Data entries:
····················

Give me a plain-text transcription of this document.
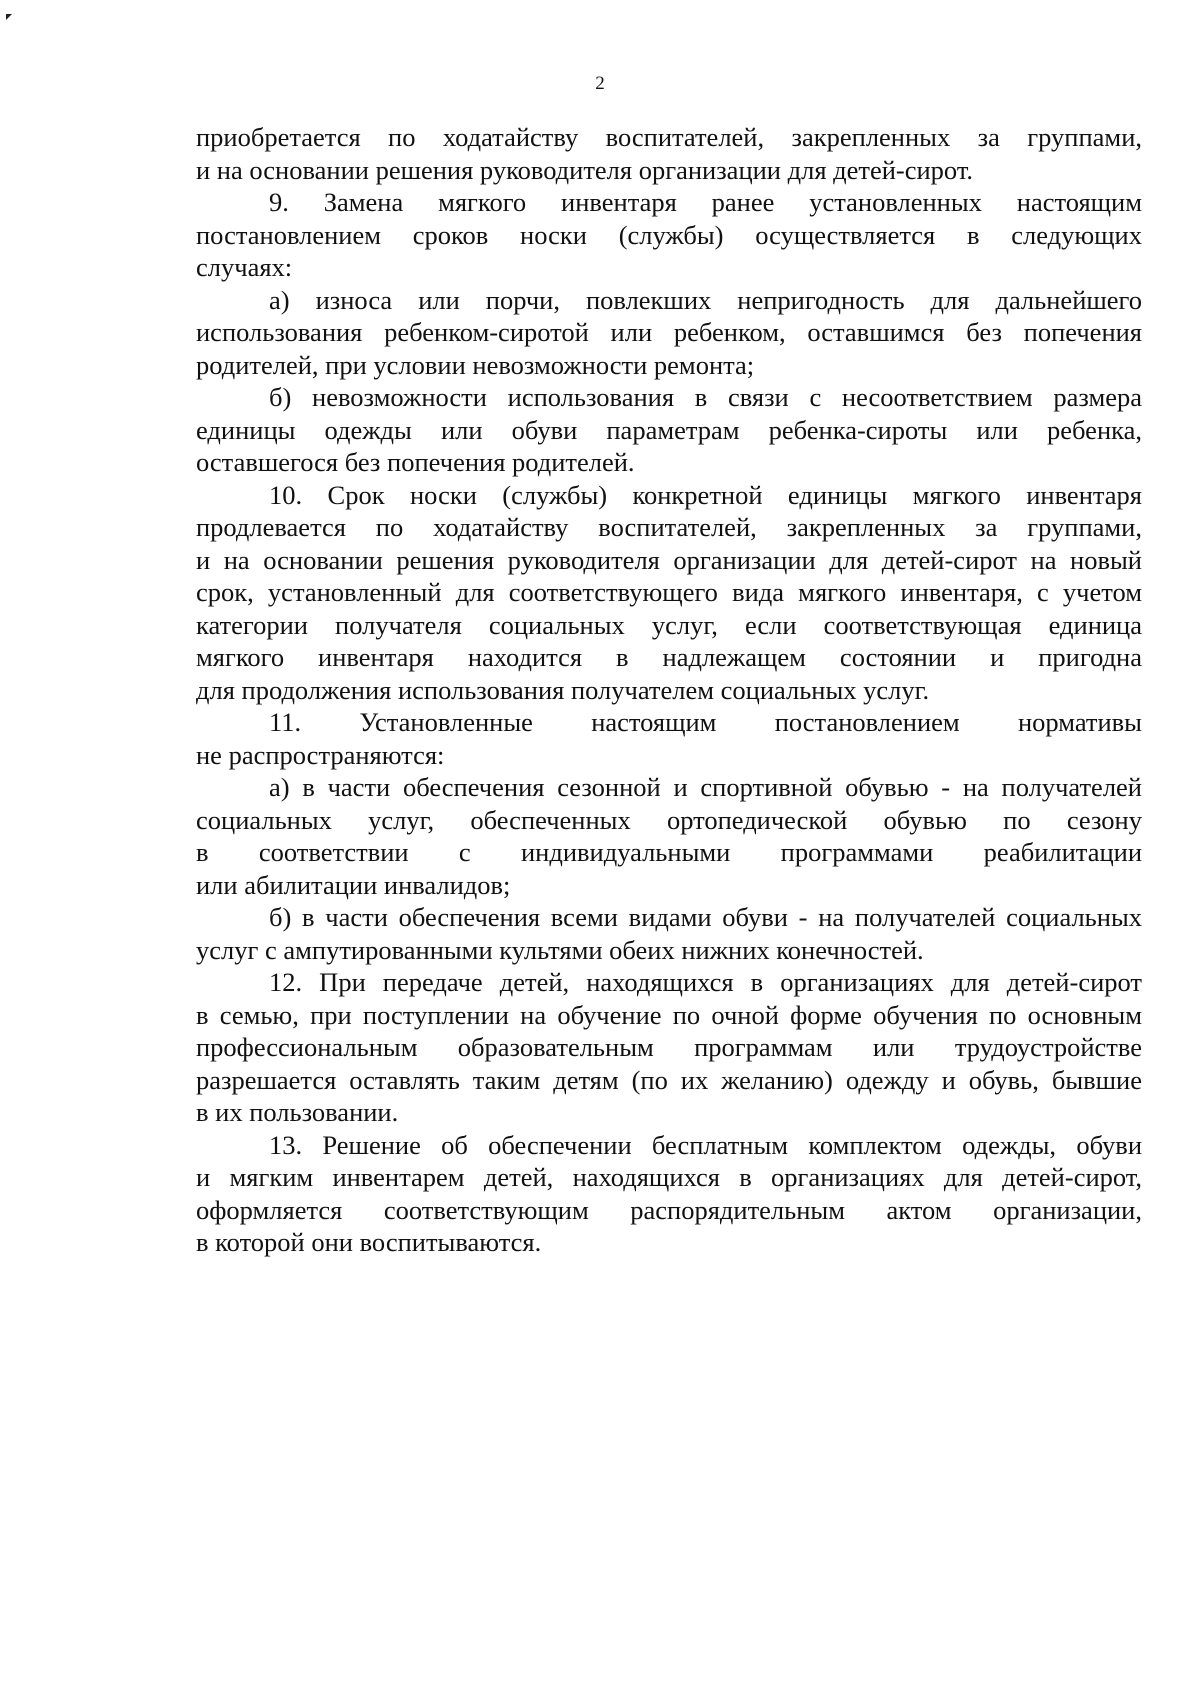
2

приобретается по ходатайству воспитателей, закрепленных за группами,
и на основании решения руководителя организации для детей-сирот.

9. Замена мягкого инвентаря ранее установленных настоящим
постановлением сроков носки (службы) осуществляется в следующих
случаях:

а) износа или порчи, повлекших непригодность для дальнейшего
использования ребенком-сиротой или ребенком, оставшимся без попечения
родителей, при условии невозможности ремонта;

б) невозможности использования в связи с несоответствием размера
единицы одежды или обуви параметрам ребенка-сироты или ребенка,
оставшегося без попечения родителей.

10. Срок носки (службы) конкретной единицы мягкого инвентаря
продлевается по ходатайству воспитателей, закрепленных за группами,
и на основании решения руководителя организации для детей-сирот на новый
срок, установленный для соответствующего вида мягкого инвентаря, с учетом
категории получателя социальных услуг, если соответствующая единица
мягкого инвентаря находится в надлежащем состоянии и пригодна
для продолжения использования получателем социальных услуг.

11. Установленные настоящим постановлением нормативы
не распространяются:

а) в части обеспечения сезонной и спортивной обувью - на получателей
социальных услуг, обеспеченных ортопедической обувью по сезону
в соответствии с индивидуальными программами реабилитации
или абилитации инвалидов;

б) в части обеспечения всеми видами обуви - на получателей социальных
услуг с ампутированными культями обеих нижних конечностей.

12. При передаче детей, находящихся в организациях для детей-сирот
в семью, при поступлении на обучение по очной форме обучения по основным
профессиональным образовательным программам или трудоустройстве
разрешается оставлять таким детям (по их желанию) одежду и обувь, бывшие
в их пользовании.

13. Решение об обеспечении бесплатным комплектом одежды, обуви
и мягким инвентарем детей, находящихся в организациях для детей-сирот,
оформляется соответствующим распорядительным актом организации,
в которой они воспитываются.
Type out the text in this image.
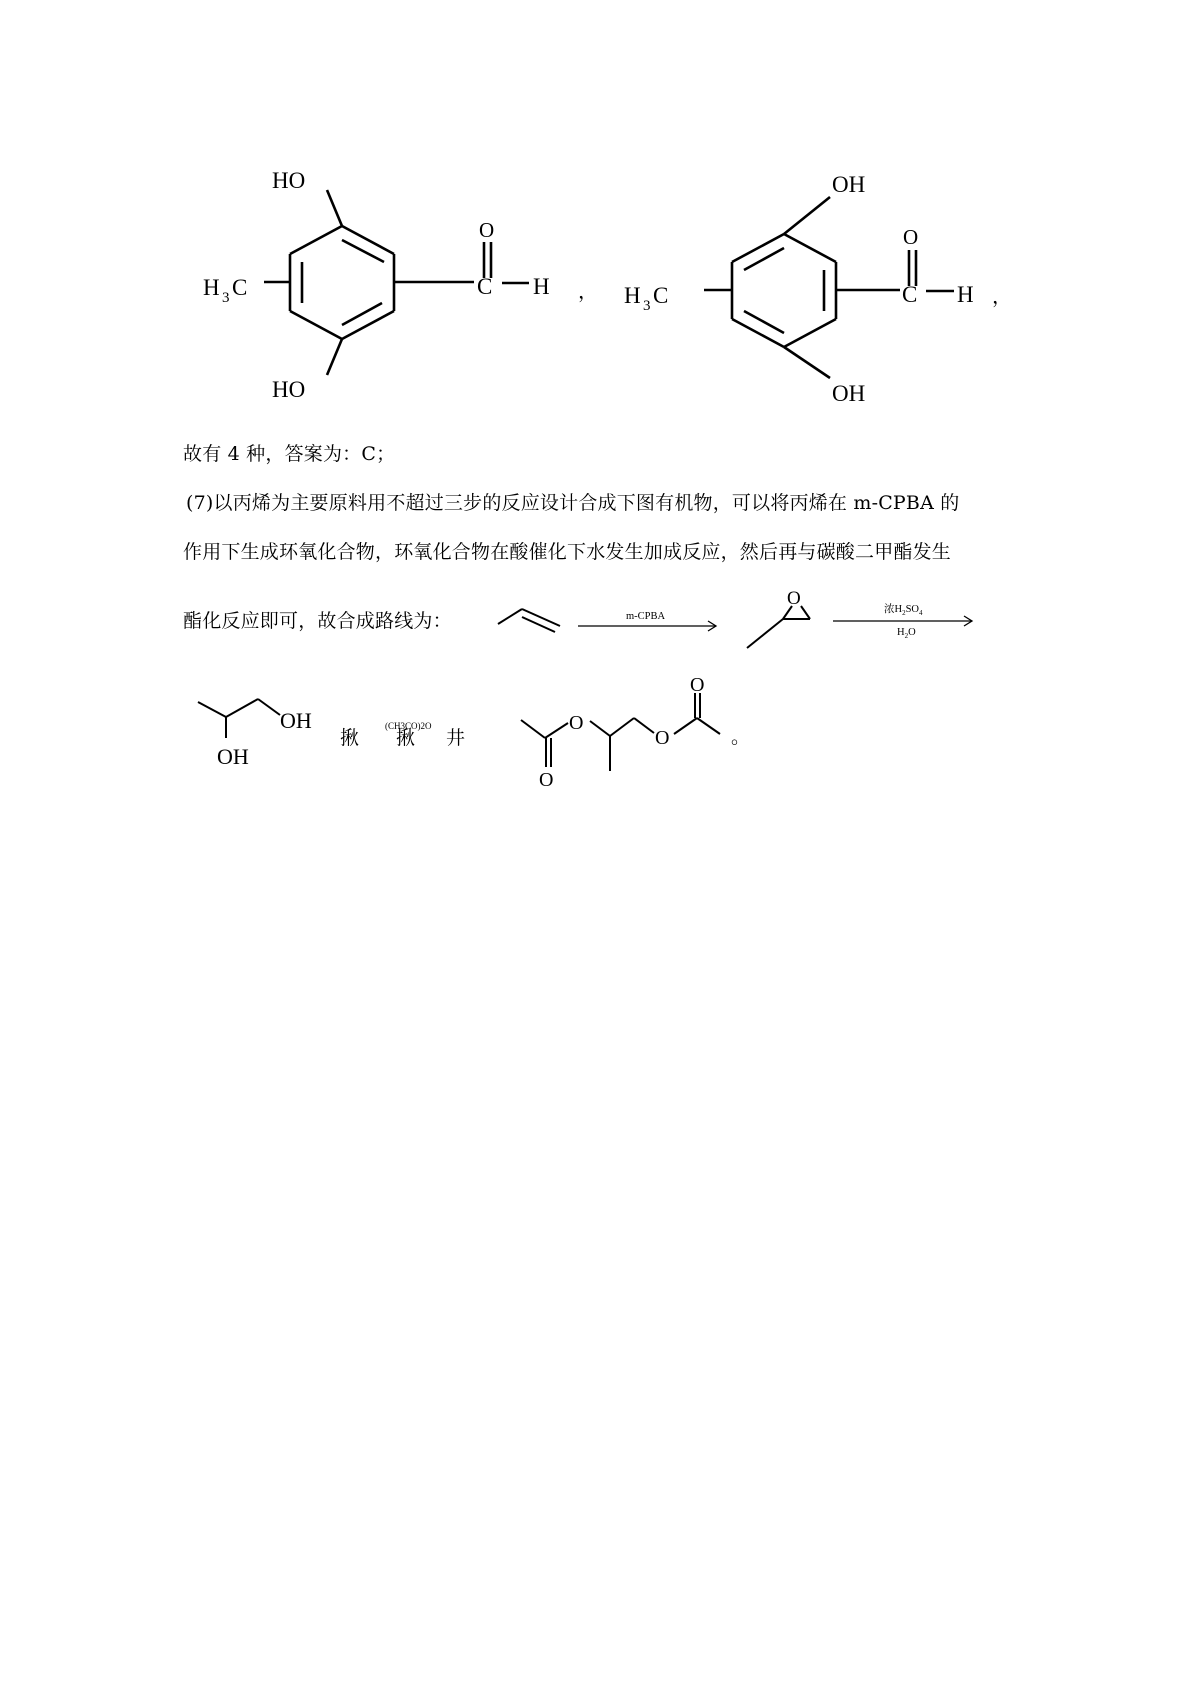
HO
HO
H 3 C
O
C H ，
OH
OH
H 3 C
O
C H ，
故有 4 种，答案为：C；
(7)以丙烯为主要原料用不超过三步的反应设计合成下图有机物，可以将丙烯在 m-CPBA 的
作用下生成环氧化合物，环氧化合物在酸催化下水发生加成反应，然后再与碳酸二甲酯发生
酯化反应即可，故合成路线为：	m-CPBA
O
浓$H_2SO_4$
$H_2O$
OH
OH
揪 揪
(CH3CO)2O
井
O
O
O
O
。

····················

_Set problem_:
Pictures are excluded; copy all other data exactly as shown.

_Output for this task_:
Give me a plain-text transcription of this document.
2

приобретается по ходатайству воспитателей, закрепленных за группами,
и на основании решения руководителя организации для детей-сирот.

9. Замена мягкого инвентаря ранее установленных настоящим
постановлением сроков носки (службы) осуществляется в следующих
случаях:

а) износа или порчи, повлекших непригодность для дальнейшего
использования ребенком-сиротой или ребенком, оставшимся без попечения
родителей, при условии невозможности ремонта;

б) невозможности использования в связи с несоответствием размера
единицы одежды или обуви параметрам ребенка-сироты или ребенка,
оставшегося без попечения родителей.

10. Срок носки (службы) конкретной единицы мягкого инвентаря
продлевается по ходатайству воспитателей, закрепленных за группами,
и на основании решения руководителя организации для детей-сирот на новый
срок, установленный для соответствующего вида мягкого инвентаря, с учетом
категории получателя социальных услуг, если соответствующая единица
мягкого инвентаря находится в надлежащем состоянии и пригодна
для продолжения использования получателем социальных услуг.

11. Установленные настоящим постановлением нормативы
не распространяются:

а) в части обеспечения сезонной и спортивной обувью - на получателей
социальных услуг, обеспеченных ортопедической обувью по сезону
в соответствии с индивидуальными программами реабилитации
или абилитации инвалидов;

б) в части обеспечения всеми видами обуви - на получателей социальных
услуг с ампутированными культями обеих нижних конечностей.

12. При передаче детей, находящихся в организациях для детей-сирот
в семью, при поступлении на обучение по очной форме обучения по основным
профессиональным образовательным программам или трудоустройстве
разрешается оставлять таким детям (по их желанию) одежду и обувь, бывшие
в их пользовании.

13. Решение об обеспечении бесплатным комплектом одежды, обуви
и мягким инвентарем детей, находящихся в организациях для детей-сирот,
оформляется соответствующим распорядительным актом организации,
в которой они воспитываются.
Type out the text in this image.
HO
HO
H 3 C
O
C H ，
OH
OH
H 3 C
O
C H ，
故有 4 种，答案为：C；
(7)以丙烯为主要原料用不超过三步的反应设计合成下图有机物，可以将丙烯在 m-CPBA 的
作用下生成环氧化合物，环氧化合物在酸催化下水发生加成反应，然后再与碳酸二甲酯发生
酯化反应即可，故合成路线为：	m-CPBA
O
浓$H_2SO_4$
$H_2O$
OH
OH
揪 揪
(CH3CO)2O
井
O
O
O
O
。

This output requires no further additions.